— Requirement —
Gather up every line from the entries below that uses the word "Authentication".
+ + + + +
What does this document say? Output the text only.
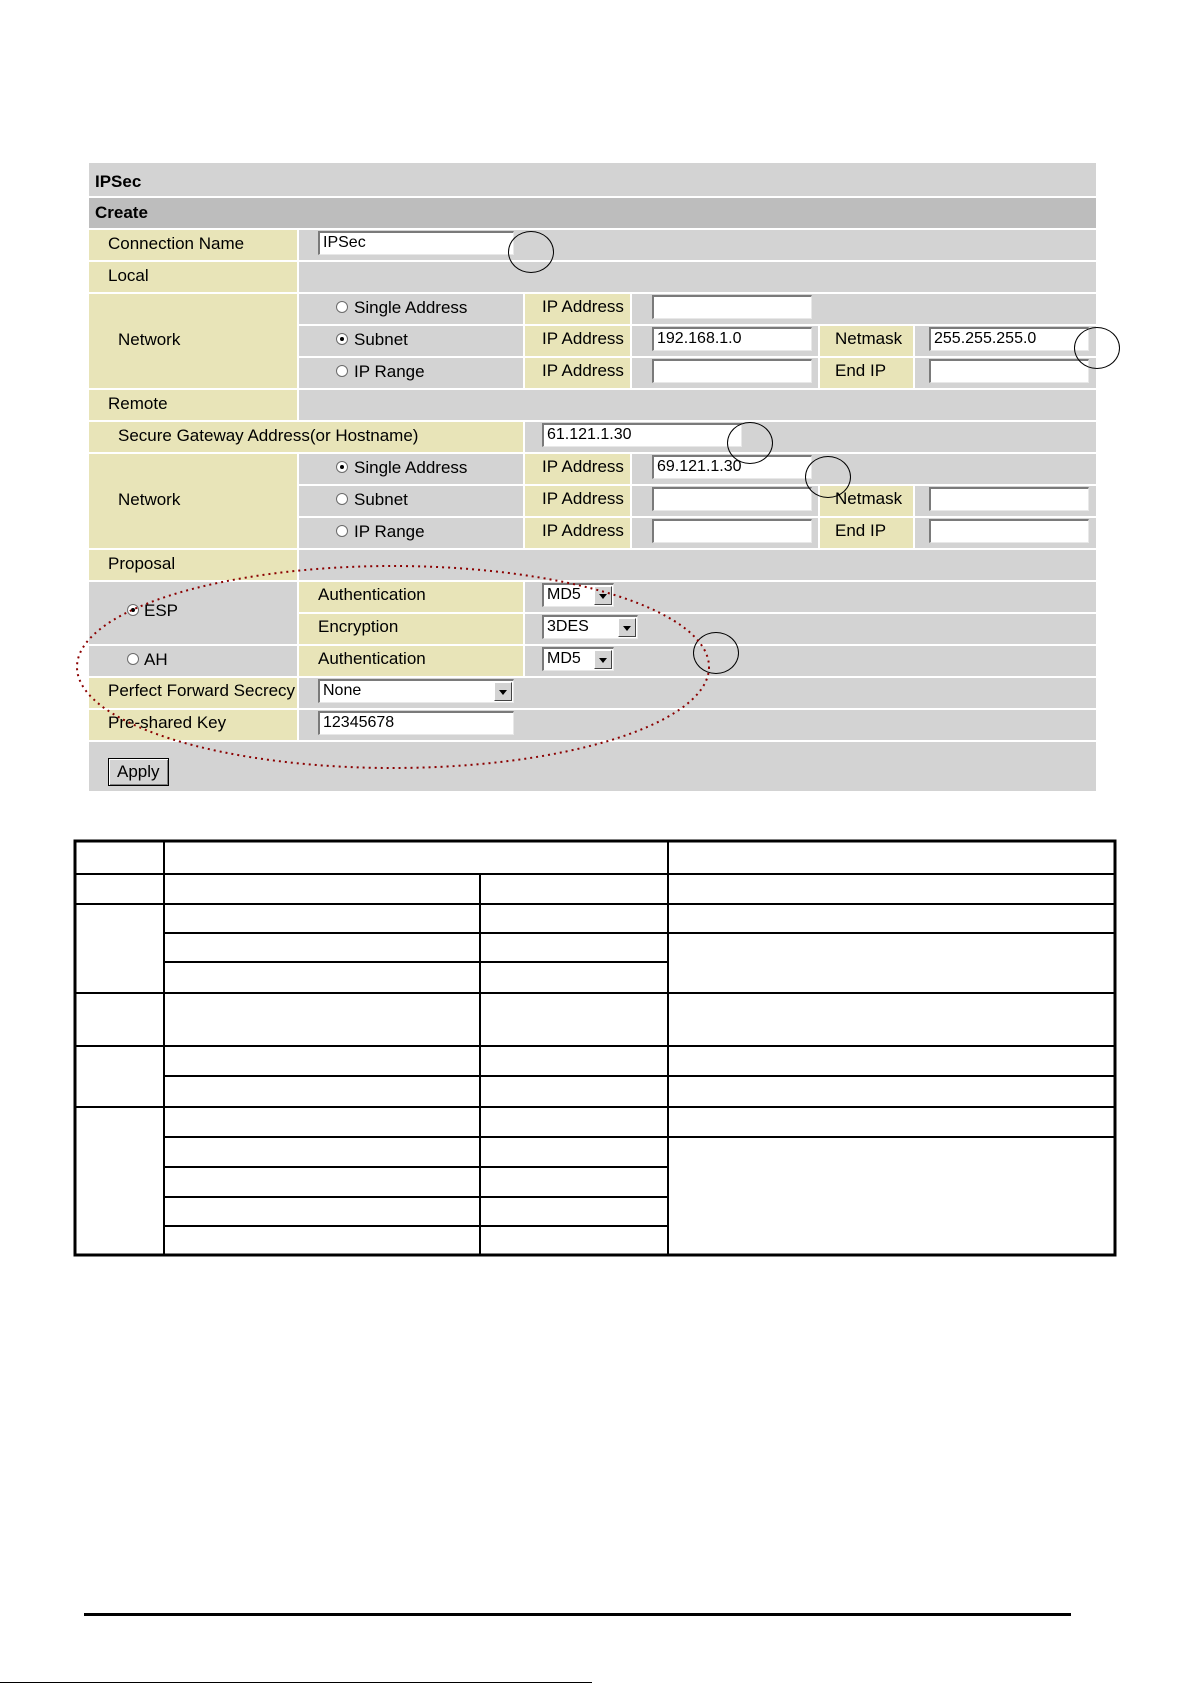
IPSec
Create
Connection Name	IPSec
Local
Network
Single Address	IP Address
Subnet	IP Address	192.168.1.0	Netmask	255.255.255.0
IP Range	IP Address	End IP
Remote
Secure Gateway Address(or Hostname)	61.121.1.30
Network
Single Address	IP Address	69.121.1.30
Subnet	IP Address	Netmask
IP Range	IP Address	End IP
Proposal
ESP
Authentication	MD5
Encryption	3DES
AH	Authentication	MD5
Perfect Forward Secrecy	None
Pre-shared Key	12345678
Apply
+ + + + +
— Output of the task —
Authentication	MD5
AH	Authentication	MD5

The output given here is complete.